→ **Entries**
(begin)
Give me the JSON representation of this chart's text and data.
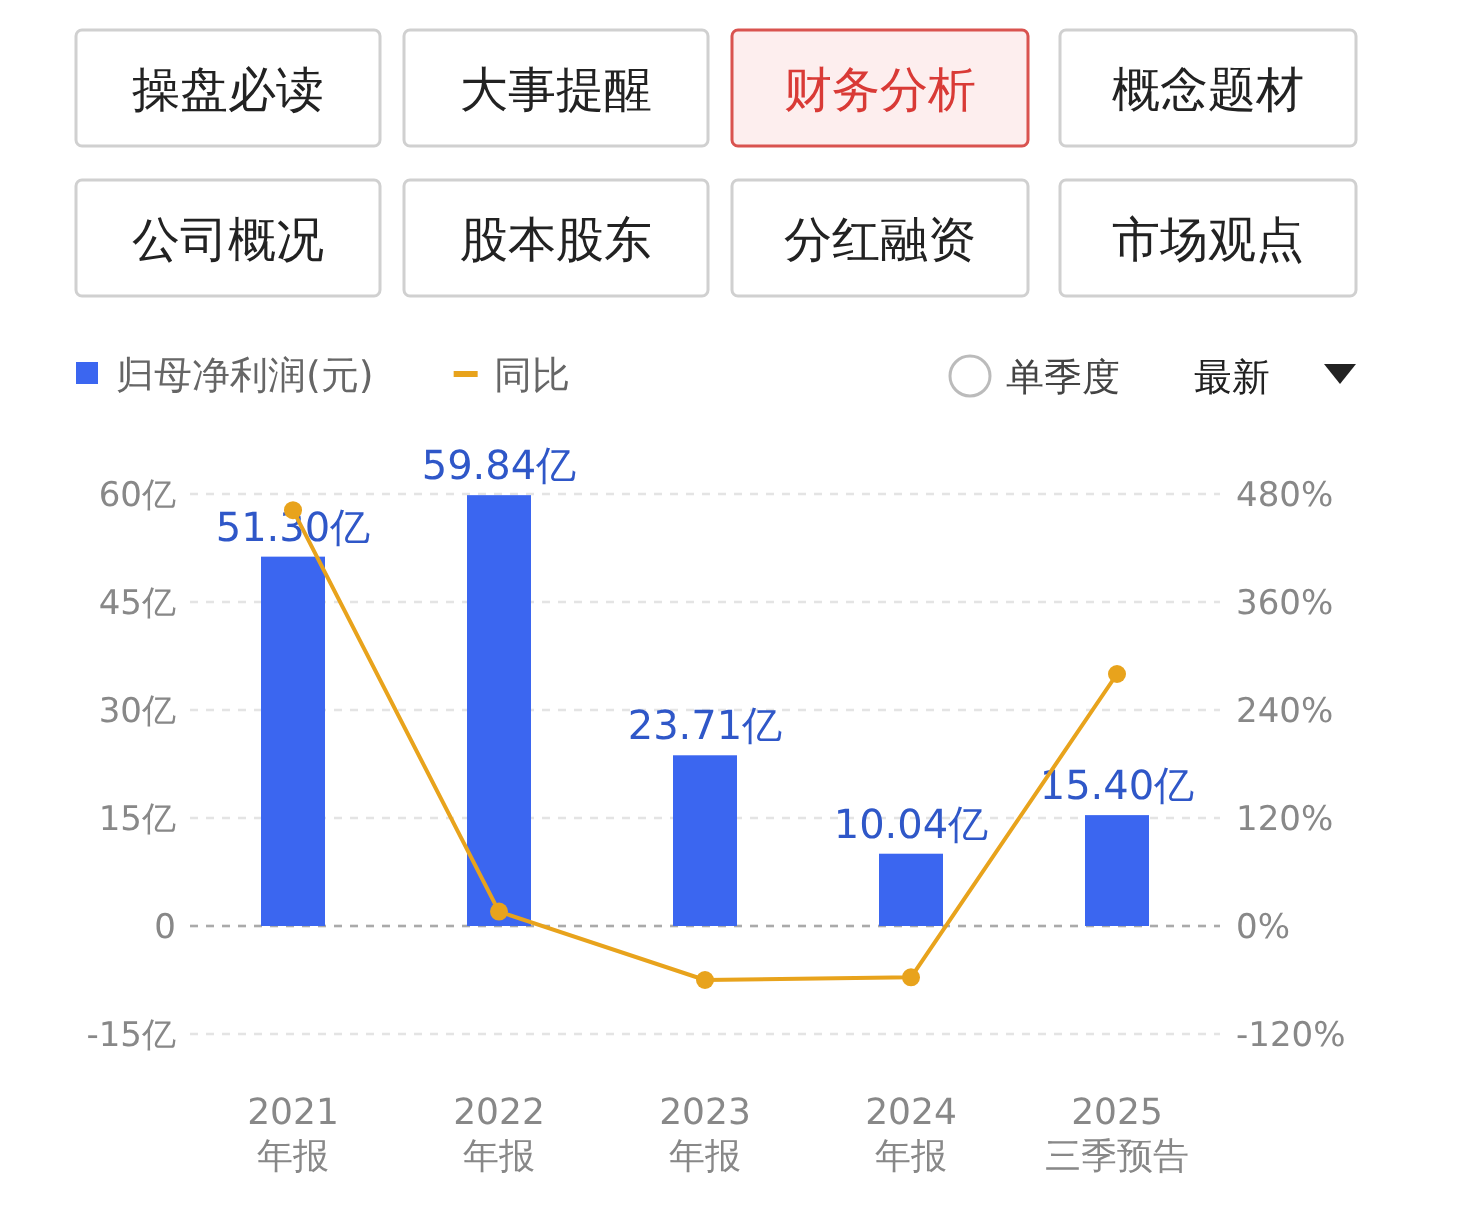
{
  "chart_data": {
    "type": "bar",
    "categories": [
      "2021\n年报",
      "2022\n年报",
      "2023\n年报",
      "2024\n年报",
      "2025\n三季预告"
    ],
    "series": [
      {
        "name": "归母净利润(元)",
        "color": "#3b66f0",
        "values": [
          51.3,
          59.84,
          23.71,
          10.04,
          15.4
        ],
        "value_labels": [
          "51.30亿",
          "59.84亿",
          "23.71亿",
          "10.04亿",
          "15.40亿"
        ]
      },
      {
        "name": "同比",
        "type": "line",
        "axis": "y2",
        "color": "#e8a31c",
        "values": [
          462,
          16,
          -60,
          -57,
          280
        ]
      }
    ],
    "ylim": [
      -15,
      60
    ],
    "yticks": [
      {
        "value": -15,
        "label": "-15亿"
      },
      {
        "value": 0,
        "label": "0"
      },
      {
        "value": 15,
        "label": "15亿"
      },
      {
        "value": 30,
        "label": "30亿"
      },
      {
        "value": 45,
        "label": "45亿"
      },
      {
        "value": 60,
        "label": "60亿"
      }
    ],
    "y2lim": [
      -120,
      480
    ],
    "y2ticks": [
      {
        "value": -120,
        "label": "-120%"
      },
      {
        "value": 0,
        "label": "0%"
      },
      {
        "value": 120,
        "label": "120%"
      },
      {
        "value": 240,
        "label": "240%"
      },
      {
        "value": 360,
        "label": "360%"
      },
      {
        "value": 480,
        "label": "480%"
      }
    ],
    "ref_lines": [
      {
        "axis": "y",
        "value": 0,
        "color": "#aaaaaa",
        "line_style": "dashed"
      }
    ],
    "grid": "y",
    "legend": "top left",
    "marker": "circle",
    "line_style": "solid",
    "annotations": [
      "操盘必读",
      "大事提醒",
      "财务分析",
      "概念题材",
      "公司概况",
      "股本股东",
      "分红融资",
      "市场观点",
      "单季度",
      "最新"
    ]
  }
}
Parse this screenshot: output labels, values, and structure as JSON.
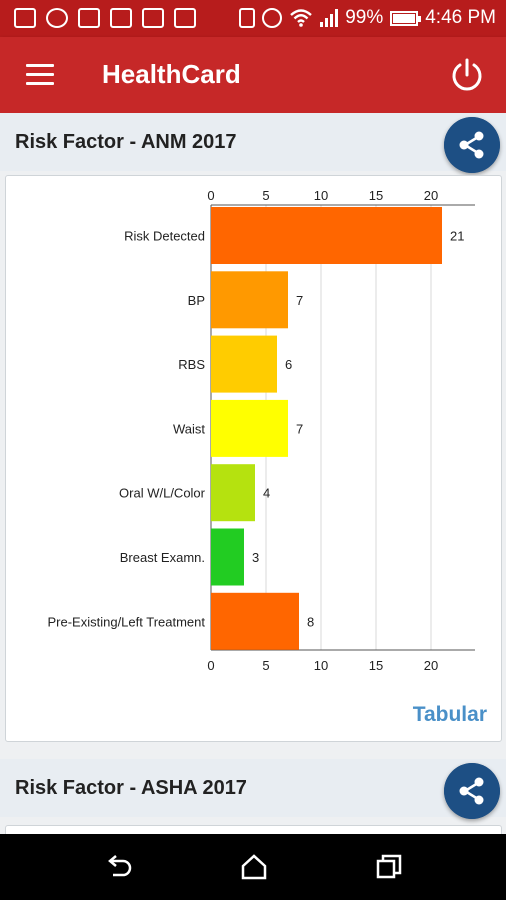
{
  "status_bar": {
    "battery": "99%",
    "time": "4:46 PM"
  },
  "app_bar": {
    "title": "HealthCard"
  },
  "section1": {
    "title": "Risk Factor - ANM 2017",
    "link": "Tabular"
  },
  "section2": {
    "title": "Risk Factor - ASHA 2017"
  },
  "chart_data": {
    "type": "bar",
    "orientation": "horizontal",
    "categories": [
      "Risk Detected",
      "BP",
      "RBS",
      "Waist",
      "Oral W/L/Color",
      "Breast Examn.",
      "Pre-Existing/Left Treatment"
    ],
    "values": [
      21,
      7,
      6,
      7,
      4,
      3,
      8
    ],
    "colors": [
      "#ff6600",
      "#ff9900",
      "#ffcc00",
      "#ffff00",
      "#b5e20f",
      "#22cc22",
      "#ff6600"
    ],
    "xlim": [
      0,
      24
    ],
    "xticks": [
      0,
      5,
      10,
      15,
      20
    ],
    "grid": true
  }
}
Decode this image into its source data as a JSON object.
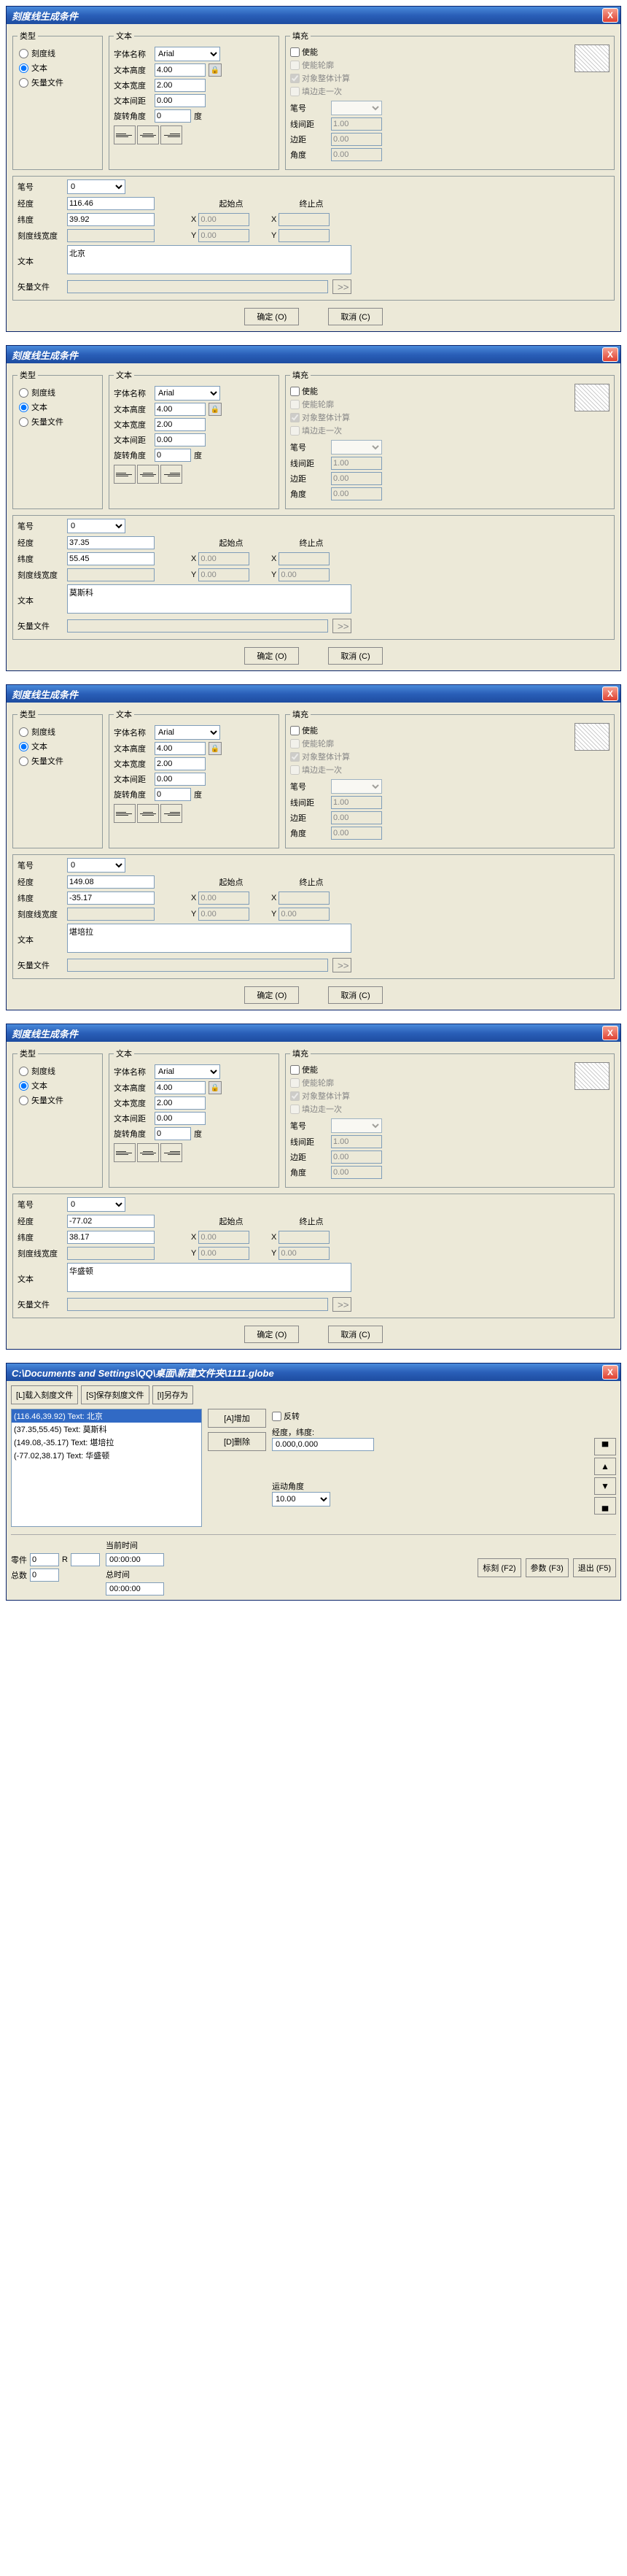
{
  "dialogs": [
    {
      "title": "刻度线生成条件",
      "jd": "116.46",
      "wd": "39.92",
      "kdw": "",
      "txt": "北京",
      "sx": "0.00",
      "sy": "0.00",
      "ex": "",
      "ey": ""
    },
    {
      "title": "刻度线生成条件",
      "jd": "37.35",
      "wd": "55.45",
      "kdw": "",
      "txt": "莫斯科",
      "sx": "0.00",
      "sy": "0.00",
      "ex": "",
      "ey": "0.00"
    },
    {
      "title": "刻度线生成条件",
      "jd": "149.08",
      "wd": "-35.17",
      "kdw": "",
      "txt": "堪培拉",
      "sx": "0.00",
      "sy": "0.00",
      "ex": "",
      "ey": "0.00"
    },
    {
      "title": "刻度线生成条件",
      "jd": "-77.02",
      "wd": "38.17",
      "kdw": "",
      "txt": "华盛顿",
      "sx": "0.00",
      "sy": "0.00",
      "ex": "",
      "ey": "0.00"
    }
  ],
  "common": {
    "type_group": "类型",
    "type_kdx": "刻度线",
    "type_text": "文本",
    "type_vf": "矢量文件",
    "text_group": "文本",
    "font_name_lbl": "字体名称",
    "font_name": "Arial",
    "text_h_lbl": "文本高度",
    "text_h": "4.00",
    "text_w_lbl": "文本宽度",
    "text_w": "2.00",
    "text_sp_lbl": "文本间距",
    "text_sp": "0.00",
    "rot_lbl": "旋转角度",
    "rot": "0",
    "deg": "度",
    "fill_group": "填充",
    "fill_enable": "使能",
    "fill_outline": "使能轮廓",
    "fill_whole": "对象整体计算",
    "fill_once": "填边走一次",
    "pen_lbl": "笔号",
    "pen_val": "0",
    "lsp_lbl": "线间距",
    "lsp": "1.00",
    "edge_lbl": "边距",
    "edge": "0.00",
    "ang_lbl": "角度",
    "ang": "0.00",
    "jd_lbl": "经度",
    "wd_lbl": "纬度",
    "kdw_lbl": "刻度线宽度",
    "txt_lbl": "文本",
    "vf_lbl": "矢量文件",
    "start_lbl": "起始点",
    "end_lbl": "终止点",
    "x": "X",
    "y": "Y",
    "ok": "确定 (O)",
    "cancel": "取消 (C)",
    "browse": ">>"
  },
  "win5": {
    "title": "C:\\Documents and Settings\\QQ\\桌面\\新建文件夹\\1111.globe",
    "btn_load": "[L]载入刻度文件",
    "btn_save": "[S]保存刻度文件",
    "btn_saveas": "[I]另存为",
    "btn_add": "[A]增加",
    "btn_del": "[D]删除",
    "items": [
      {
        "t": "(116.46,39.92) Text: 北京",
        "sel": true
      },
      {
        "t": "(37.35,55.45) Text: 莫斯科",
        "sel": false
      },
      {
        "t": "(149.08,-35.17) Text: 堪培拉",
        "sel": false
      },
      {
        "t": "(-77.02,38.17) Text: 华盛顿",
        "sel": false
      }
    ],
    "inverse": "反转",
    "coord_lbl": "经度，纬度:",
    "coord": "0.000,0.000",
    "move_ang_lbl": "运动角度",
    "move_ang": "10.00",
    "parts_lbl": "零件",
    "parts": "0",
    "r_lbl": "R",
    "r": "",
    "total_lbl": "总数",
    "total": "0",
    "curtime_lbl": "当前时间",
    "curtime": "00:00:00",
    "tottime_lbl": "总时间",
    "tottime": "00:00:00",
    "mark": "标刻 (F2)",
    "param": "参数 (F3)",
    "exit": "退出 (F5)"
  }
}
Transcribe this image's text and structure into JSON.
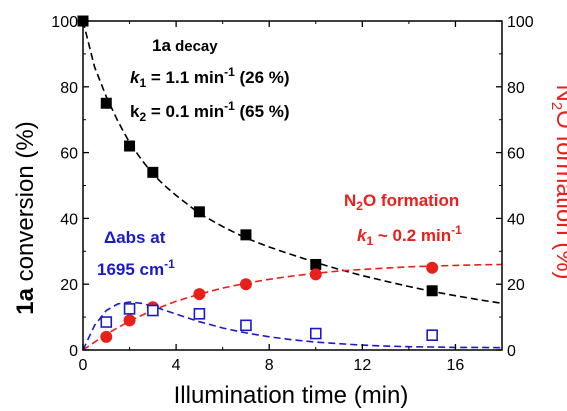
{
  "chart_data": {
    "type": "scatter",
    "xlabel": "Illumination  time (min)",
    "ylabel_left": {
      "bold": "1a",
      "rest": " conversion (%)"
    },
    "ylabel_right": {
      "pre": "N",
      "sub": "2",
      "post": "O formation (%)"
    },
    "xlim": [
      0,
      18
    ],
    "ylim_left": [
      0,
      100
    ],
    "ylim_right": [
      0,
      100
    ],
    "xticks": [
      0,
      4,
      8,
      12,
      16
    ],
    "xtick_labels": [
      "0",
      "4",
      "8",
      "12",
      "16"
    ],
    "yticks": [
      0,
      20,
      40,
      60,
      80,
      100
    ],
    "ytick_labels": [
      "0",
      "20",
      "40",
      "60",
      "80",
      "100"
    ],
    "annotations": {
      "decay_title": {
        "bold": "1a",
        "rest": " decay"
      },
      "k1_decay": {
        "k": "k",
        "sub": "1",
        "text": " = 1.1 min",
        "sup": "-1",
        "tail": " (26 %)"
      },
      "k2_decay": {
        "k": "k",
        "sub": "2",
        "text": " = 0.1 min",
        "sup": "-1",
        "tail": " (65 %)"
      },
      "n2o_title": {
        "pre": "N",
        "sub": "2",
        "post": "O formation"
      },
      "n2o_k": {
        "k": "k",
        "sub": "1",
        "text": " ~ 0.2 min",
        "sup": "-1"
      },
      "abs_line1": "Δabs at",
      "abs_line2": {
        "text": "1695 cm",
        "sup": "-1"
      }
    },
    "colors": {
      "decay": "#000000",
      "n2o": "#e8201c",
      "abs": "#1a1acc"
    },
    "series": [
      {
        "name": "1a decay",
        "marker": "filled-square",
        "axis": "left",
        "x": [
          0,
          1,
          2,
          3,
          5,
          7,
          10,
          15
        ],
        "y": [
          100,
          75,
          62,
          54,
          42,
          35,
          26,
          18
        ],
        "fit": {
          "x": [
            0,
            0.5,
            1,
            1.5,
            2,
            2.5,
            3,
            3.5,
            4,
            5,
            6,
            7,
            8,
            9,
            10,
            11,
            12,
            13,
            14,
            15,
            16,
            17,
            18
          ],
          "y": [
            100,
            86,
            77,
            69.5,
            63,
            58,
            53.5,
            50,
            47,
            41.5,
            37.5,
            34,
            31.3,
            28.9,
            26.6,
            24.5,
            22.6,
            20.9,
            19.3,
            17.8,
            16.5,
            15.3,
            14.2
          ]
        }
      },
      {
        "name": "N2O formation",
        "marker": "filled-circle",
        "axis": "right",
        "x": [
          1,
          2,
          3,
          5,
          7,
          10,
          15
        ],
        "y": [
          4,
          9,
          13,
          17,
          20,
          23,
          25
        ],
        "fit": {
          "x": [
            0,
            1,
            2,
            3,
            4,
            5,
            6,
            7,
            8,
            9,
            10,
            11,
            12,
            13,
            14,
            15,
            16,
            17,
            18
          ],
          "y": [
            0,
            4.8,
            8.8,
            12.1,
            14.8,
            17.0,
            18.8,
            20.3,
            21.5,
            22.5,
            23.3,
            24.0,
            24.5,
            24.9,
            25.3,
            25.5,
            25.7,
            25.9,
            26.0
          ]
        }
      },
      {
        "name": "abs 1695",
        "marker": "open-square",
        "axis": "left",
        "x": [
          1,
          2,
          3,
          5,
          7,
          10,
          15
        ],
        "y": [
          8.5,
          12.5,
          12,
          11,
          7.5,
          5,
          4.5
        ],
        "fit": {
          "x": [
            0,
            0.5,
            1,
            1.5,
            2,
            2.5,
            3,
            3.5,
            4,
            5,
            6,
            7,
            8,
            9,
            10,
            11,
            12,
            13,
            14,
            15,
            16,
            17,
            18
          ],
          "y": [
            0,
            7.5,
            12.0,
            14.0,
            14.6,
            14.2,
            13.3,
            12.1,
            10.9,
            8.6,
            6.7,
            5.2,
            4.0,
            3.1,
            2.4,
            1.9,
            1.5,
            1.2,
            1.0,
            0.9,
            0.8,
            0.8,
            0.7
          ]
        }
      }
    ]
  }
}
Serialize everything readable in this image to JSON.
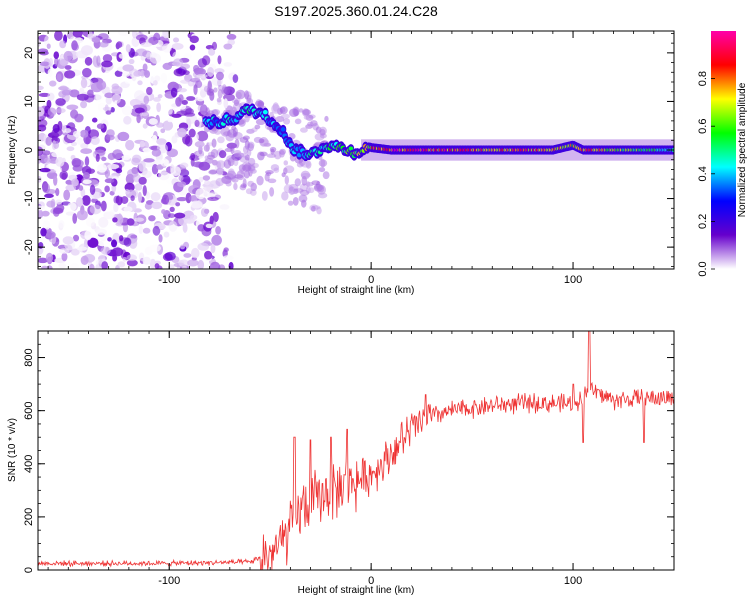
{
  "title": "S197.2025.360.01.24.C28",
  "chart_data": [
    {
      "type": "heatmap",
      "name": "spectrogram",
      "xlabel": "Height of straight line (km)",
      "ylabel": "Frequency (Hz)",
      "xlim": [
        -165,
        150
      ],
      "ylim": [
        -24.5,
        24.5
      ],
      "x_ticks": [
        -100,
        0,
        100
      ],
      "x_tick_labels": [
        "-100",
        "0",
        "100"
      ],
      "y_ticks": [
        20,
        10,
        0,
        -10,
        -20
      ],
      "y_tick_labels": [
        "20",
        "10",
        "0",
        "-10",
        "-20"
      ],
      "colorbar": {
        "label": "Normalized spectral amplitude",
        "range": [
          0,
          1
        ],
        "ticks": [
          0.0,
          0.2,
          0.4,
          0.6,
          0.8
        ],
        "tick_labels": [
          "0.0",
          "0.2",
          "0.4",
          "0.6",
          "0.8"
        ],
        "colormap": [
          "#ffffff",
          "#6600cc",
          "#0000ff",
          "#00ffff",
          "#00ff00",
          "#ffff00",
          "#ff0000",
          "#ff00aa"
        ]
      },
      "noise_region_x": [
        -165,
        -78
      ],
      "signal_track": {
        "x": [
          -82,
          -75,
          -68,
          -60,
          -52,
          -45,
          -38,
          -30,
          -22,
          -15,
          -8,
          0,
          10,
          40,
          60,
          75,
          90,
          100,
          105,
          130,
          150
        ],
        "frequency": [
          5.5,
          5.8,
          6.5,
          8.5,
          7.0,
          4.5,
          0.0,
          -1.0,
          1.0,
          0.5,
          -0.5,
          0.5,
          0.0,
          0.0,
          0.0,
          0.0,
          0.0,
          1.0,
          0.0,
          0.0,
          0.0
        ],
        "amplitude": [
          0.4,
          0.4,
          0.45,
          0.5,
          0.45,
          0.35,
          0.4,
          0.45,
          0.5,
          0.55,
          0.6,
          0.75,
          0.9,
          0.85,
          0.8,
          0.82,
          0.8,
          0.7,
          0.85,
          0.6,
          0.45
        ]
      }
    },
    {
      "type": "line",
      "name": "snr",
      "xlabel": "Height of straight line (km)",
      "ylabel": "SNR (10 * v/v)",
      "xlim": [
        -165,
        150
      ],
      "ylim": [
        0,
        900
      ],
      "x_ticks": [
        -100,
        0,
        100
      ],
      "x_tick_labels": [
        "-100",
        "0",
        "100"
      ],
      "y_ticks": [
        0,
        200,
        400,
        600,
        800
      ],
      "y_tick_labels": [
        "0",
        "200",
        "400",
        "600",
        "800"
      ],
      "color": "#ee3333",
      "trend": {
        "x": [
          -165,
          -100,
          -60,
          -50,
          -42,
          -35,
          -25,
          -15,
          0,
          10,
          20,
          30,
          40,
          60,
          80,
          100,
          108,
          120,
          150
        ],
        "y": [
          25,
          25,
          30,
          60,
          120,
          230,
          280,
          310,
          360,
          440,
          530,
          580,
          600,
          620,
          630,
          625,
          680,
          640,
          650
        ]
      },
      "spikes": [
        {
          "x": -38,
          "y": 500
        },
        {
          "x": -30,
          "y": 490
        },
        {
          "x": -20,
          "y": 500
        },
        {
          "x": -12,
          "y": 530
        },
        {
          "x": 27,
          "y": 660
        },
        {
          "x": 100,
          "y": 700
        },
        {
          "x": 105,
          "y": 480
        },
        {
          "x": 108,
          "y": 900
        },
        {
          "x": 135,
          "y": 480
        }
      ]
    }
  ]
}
(end)
→ **Written instruction**
Read the data above and pull out each line that holds the string "image".

→ **Result for this exercise**
Decode this image into its source data as a JSON object.
Transcribe this image's text and structure into JSON.
Serialize everything readable in this image to JSON.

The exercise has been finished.